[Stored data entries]
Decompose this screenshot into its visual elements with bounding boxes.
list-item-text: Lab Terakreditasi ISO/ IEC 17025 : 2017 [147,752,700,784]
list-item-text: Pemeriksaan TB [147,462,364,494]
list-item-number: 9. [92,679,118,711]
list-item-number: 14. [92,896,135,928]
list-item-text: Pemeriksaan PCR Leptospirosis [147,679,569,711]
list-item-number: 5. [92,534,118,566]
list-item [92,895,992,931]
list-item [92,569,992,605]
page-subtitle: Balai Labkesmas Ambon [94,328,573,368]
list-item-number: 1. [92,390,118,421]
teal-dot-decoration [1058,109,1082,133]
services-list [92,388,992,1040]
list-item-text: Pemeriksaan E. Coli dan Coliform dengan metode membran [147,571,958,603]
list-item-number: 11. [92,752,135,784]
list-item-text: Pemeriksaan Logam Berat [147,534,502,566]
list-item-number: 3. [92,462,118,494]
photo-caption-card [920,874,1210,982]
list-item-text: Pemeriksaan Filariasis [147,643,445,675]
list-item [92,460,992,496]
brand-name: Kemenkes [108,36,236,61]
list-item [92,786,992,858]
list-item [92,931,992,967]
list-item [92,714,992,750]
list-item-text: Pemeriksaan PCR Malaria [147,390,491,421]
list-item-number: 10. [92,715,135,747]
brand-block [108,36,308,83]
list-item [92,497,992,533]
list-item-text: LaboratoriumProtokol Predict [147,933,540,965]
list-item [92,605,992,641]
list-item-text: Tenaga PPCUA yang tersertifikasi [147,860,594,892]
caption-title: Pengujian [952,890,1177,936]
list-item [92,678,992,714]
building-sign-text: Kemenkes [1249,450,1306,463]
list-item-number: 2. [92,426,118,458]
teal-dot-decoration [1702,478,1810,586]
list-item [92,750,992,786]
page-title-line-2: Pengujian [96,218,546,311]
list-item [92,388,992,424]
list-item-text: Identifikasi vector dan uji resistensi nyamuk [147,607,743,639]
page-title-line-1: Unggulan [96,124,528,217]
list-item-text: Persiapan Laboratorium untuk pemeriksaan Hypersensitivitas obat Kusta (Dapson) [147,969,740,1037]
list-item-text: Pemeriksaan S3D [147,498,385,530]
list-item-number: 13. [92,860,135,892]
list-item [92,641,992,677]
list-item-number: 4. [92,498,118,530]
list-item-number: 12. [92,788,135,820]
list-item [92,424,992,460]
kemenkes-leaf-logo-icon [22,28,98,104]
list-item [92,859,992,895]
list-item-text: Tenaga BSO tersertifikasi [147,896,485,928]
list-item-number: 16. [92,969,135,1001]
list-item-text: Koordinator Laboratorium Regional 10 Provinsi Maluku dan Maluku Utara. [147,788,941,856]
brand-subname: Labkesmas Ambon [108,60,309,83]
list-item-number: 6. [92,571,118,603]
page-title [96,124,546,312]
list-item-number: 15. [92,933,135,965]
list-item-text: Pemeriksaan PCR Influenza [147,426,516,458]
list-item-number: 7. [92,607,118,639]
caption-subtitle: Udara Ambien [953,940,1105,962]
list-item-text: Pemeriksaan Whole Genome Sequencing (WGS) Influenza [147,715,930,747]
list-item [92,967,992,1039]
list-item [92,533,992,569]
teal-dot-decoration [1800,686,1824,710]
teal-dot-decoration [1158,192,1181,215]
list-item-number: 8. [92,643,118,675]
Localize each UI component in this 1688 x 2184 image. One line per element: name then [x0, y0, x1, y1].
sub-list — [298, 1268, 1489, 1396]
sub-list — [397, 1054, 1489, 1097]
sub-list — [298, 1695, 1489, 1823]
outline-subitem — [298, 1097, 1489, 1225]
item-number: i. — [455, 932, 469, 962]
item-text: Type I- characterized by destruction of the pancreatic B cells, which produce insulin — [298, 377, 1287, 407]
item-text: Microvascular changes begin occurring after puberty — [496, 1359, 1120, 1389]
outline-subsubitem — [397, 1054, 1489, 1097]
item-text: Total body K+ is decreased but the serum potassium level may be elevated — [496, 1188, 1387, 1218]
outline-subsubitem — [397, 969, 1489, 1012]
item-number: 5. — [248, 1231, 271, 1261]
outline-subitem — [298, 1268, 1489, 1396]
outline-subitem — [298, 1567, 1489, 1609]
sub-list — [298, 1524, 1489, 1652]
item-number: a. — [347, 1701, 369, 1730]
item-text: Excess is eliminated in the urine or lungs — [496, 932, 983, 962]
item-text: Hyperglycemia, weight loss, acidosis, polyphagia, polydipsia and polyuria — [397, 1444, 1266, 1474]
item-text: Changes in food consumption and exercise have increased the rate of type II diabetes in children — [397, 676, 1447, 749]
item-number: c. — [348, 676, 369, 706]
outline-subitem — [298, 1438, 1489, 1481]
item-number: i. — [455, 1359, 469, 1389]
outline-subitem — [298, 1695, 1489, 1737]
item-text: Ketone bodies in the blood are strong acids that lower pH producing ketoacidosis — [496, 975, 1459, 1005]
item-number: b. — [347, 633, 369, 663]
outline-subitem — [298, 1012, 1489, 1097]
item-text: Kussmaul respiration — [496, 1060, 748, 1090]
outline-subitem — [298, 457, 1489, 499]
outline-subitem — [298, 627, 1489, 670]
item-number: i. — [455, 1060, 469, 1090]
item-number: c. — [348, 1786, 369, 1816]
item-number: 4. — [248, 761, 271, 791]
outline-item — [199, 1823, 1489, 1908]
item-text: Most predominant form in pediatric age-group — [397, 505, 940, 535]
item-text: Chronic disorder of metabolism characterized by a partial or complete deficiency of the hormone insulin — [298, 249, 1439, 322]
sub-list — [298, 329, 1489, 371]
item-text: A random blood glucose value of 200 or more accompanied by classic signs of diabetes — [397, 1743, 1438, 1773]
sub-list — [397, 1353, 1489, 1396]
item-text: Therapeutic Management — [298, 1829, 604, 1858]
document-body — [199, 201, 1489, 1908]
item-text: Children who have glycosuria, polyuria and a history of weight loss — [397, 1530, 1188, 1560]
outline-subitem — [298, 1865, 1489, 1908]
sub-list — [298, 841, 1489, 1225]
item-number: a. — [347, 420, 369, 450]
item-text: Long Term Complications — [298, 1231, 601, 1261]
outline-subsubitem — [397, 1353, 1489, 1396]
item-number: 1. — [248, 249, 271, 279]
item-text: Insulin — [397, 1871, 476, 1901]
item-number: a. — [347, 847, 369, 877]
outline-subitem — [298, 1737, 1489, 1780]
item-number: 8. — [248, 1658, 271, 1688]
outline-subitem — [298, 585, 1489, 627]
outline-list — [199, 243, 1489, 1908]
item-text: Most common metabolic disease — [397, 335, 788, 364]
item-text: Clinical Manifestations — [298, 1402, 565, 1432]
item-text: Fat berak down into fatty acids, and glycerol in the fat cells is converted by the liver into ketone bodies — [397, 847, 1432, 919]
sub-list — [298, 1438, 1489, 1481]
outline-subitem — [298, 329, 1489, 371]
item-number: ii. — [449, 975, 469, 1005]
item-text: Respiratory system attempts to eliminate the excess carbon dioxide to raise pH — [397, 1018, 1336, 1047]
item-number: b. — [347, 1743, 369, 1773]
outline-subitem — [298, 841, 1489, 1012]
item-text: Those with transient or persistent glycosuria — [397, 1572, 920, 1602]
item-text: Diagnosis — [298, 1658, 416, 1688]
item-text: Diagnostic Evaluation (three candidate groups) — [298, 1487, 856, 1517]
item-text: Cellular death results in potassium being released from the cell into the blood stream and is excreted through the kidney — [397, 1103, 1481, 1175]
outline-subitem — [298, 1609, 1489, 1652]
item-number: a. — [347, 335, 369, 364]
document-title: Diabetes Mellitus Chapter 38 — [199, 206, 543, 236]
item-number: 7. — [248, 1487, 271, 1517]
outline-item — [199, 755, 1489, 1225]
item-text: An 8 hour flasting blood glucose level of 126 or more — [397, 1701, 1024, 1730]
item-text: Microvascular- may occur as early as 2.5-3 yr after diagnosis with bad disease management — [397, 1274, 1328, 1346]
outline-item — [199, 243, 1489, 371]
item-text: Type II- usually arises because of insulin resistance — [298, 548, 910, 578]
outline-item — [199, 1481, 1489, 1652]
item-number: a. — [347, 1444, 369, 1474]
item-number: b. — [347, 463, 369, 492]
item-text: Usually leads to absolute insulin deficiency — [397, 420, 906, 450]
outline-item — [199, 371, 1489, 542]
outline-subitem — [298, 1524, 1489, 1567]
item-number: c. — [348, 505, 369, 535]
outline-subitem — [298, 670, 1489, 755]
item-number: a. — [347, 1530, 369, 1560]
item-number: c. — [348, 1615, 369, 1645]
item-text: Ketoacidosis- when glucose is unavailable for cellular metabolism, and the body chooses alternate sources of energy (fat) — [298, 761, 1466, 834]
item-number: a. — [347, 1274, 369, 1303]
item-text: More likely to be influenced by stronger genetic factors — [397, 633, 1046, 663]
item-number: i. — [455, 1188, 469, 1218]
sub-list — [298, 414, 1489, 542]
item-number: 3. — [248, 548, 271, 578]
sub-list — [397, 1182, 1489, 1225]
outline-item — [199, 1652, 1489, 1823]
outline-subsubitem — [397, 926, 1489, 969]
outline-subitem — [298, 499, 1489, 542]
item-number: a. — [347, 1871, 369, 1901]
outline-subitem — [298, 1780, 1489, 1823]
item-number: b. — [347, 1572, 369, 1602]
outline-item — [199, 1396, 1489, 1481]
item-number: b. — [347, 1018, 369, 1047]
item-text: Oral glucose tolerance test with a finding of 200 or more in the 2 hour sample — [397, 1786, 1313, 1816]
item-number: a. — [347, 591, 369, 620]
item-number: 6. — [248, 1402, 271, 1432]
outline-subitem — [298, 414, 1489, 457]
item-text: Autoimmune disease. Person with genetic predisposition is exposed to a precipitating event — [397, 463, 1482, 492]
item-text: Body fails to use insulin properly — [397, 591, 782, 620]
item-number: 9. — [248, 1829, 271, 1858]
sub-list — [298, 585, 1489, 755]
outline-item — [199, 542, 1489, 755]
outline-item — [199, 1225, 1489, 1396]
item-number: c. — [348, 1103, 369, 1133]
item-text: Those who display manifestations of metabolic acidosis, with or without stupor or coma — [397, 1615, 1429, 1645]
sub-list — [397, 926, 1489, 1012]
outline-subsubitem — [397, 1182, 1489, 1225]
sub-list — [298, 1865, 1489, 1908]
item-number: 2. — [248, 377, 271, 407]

YOUR TASK:
Whenever "metabolism" occurs in a line above, copy that line.

TASK ANSWER:
item-text: Chronic disorder of metabolism characterized by a partial or complete deficiency of the hormone insulin — [298, 249, 1439, 322]
item-text: Ketoacidosis- when glucose is unavailable for cellular metabolism, and the body chooses alternate sources of energy (fat) — [298, 761, 1466, 834]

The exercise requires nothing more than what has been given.